• **Provided records**:
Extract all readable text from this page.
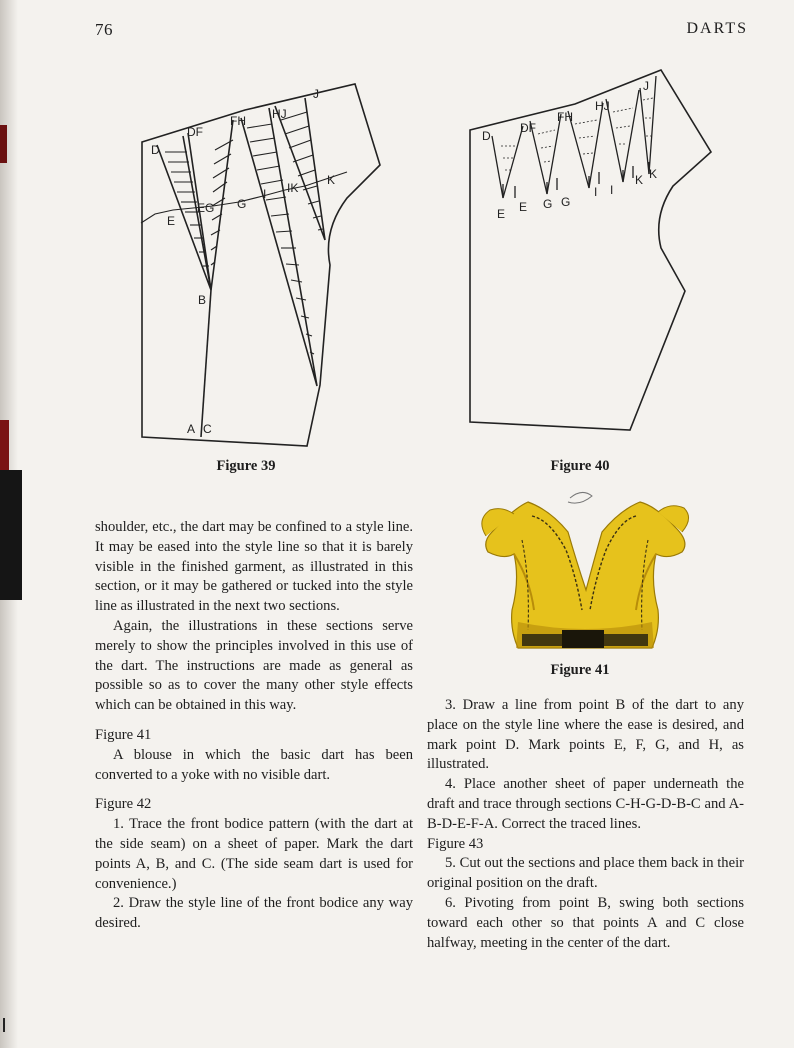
76	DARTS
D
DF
FH HJ
J
E
EG G
I IK
K
B
A C
Figure 39
D
DF
FH
HJ
J
E E G G
I I
K K
Figure 40
Figure 41

shoulder, etc., the dart may be confined to a style line. It may be eased into the style line so that it is barely visible in the finished garment, as illustrated in this section, or it may be gathered or tucked into the style line as illustrated in the next two sections.

Again, the illustrations in these sections serve merely to show the principles involved in this use of the dart. The instructions are made as general as possible so as to cover the many other style effects which can be obtained in this way.

Figure 41

A blouse in which the basic dart has been converted to a yoke with no visible dart.

Figure 42

1. Trace the front bodice pattern (with the dart at the side seam) on a sheet of paper. Mark the dart points A, B, and C. (The side seam dart is used for convenience.)

2. Draw the style line of the front bodice any way desired.

3. Draw a line from point B of the dart to any place on the style line where the ease is desired, and mark point D. Mark points E, F, G, and H, as illustrated.

4. Place another sheet of paper underneath the draft and trace through sections C-H-G-D-B-C and A-B-D-E-F-A. Correct the traced lines.

Figure 43

5. Cut out the sections and place them back in their original position on the draft.

6. Pivoting from point B, swing both sections toward each other so that points A and C close halfway, meeting in the center of the dart.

• **Aim**: Print out the whole of the material word for word, without pictures.

• **Exercise result**:
Extract all readable text from this page.
76	DARTS
D
DF
FH HJ
J
E
EG G
I IK
K
B
A C
Figure 39
D
DF
FH
HJ
J
E E G G
I I
K K
Figure 40
Figure 41

shoulder, etc., the dart may be confined to a style line. It may be eased into the style line so that it is barely visible in the finished garment, as illustrated in this section, or it may be gathered or tucked into the style line as illustrated in the next two sections.

Again, the illustrations in these sections serve merely to show the principles involved in this use of the dart. The instructions are made as general as possible so as to cover the many other style effects which can be obtained in this way.

Figure 41

A blouse in which the basic dart has been converted to a yoke with no visible dart.

Figure 42

1. Trace the front bodice pattern (with the dart at the side seam) on a sheet of paper. Mark the dart points A, B, and C. (The side seam dart is used for convenience.)

2. Draw the style line of the front bodice any way desired.

3. Draw a line from point B of the dart to any place on the style line where the ease is desired, and mark point D. Mark points E, F, G, and H, as illustrated.

4. Place another sheet of paper underneath the draft and trace through sections C-H-G-D-B-C and A-B-D-E-F-A. Correct the traced lines.

Figure 43

5. Cut out the sections and place them back in their original position on the draft.

6. Pivoting from point B, swing both sections toward each other so that points A and C close halfway, meeting in the center of the dart.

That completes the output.